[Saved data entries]

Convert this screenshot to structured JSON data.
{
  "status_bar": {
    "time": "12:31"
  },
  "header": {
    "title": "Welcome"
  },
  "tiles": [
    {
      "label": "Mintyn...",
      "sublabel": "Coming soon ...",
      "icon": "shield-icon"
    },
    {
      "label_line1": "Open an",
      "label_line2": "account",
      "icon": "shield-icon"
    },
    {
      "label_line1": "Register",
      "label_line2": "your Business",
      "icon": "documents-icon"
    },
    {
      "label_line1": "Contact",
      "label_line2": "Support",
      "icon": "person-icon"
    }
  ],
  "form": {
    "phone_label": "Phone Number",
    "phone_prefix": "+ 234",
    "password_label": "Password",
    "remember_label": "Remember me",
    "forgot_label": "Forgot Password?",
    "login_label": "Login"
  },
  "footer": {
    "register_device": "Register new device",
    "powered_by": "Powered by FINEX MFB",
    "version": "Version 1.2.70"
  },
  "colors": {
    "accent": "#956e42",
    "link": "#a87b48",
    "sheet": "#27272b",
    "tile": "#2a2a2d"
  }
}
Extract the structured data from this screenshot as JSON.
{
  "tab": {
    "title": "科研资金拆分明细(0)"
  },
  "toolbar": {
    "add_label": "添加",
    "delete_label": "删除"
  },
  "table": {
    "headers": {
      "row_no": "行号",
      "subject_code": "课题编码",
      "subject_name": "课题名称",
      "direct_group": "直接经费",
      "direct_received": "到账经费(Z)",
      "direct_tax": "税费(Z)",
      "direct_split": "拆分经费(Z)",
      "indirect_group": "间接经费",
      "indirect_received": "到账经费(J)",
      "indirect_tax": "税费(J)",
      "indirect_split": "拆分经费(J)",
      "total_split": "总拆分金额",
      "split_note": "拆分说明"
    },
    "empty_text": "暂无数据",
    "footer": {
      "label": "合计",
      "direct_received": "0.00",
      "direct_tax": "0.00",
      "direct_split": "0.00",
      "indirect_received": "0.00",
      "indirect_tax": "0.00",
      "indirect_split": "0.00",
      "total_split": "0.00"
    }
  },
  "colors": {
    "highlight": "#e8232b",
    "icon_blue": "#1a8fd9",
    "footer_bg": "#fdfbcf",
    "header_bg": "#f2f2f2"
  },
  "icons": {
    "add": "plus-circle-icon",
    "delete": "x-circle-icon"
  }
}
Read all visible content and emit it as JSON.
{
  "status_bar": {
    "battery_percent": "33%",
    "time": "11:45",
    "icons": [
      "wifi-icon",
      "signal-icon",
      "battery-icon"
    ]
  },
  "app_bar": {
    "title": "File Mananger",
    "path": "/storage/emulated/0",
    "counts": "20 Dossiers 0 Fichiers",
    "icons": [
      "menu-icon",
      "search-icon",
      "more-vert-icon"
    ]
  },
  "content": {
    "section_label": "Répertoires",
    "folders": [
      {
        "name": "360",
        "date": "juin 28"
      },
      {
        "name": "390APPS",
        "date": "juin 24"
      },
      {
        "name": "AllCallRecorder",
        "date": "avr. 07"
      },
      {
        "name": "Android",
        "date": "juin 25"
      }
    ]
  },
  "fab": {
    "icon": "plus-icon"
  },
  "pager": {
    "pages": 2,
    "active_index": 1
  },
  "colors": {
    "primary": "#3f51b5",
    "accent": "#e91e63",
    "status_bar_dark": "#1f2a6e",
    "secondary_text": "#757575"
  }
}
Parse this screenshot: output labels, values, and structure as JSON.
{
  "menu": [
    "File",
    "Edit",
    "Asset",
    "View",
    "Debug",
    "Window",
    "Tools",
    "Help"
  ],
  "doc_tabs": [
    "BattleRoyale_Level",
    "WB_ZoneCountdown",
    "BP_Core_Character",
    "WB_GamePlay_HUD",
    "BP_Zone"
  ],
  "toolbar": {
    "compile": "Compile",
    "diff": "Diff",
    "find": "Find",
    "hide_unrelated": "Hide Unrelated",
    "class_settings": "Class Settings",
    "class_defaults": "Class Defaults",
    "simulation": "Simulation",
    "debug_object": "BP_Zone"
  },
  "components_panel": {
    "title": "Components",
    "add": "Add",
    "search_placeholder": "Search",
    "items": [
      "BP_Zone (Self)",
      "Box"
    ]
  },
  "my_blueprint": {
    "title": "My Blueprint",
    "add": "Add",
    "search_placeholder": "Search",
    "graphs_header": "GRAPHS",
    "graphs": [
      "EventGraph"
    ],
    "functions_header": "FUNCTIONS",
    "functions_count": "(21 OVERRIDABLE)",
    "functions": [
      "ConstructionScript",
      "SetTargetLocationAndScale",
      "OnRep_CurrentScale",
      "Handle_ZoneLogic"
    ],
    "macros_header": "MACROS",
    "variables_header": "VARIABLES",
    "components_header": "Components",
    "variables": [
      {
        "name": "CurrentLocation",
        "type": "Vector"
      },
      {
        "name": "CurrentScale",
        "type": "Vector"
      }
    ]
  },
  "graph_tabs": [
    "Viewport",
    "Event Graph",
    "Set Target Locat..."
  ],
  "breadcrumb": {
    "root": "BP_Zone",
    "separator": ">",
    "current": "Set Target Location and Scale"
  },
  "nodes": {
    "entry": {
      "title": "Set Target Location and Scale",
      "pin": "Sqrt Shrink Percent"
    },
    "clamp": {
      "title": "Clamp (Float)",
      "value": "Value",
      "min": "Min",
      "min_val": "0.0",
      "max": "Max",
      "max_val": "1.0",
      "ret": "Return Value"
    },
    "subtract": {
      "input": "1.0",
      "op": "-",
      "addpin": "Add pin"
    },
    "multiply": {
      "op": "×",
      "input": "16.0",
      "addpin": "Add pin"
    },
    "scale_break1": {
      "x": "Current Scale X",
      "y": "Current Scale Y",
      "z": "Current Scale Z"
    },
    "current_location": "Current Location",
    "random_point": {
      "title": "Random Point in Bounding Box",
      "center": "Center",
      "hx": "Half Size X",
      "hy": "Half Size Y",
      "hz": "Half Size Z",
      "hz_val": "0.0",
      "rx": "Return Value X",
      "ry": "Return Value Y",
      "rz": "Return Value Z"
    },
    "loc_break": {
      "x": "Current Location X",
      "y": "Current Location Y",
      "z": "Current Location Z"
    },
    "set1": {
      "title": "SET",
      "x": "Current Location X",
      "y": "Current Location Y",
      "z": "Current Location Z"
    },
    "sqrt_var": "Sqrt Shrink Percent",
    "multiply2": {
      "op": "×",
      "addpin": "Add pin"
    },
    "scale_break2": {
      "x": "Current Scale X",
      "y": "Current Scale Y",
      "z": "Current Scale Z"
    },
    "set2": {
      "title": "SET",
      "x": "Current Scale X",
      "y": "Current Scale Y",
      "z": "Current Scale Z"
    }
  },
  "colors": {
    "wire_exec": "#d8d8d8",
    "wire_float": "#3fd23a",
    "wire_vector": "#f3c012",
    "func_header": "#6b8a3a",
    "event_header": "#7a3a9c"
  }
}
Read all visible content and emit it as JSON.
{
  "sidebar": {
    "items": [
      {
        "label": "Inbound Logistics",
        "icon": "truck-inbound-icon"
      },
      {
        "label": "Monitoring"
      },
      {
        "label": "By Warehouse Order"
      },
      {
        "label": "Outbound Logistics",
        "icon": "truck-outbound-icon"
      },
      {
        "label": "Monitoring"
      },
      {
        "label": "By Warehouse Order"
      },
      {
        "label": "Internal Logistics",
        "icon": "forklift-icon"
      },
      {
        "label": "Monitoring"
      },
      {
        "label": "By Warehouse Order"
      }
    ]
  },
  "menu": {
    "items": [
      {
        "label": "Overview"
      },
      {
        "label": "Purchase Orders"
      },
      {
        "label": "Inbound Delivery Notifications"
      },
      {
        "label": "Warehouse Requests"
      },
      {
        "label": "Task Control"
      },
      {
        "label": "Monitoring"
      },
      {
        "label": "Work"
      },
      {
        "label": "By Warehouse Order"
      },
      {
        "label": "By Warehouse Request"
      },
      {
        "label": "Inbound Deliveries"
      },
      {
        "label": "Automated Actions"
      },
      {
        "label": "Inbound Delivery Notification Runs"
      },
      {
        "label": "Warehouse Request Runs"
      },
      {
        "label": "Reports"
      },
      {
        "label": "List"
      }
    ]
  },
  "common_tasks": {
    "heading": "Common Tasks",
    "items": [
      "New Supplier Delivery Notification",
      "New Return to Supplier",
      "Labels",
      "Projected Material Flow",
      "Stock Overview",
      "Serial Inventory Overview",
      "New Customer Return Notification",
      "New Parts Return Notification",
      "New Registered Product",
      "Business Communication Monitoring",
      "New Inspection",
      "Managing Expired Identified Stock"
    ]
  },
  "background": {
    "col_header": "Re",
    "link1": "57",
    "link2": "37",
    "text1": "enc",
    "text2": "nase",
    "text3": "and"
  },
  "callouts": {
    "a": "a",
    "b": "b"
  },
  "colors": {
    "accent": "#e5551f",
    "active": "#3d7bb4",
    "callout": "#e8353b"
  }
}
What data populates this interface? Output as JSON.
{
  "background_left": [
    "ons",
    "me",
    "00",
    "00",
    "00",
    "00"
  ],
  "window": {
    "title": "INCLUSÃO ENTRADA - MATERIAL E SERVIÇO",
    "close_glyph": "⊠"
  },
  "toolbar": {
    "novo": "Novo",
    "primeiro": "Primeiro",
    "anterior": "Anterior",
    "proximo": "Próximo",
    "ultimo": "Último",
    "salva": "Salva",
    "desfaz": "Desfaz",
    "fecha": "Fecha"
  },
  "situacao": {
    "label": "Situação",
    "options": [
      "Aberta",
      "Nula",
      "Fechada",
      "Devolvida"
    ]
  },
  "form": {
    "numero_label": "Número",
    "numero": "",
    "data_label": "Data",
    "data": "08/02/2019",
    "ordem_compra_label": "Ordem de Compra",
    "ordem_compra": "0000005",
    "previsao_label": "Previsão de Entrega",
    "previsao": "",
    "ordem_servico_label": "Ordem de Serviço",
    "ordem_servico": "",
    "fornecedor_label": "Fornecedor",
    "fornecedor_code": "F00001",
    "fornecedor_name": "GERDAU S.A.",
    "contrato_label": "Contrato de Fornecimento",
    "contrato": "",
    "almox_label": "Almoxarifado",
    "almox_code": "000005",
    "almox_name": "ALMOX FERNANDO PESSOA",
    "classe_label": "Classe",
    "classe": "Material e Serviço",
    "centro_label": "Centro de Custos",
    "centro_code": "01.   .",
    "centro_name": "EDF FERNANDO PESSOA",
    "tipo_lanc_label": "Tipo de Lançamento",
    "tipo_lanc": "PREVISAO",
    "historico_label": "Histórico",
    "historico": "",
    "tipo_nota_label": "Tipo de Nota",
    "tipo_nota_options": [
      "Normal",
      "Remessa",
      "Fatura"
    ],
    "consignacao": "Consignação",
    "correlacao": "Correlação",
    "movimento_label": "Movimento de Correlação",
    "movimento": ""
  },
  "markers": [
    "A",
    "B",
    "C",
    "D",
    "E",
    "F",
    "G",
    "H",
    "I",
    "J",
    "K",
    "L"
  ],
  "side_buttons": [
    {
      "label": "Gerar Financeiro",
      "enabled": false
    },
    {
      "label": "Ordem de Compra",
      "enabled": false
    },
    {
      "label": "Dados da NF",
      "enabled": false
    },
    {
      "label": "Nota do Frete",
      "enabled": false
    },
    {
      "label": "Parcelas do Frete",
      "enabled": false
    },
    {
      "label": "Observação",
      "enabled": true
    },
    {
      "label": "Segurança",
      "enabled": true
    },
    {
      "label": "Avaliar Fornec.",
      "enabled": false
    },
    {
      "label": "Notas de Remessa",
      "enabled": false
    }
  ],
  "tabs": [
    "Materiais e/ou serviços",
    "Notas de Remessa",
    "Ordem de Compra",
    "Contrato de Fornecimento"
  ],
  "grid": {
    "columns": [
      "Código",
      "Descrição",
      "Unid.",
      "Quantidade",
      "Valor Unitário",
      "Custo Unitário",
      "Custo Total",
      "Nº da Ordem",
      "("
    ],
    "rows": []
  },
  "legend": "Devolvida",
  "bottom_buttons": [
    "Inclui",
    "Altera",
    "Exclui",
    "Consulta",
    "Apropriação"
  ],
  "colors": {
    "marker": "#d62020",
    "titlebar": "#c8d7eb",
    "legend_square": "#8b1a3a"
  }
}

→ PROBLEM DESCRIPTION
Your task is to gather every line with the word "Sqrt" and copy it.

→ FULL SOLUTION
      "pin": "Sqrt Shrink Percent"
    "sqrt_var": "Sqrt Shrink Percent",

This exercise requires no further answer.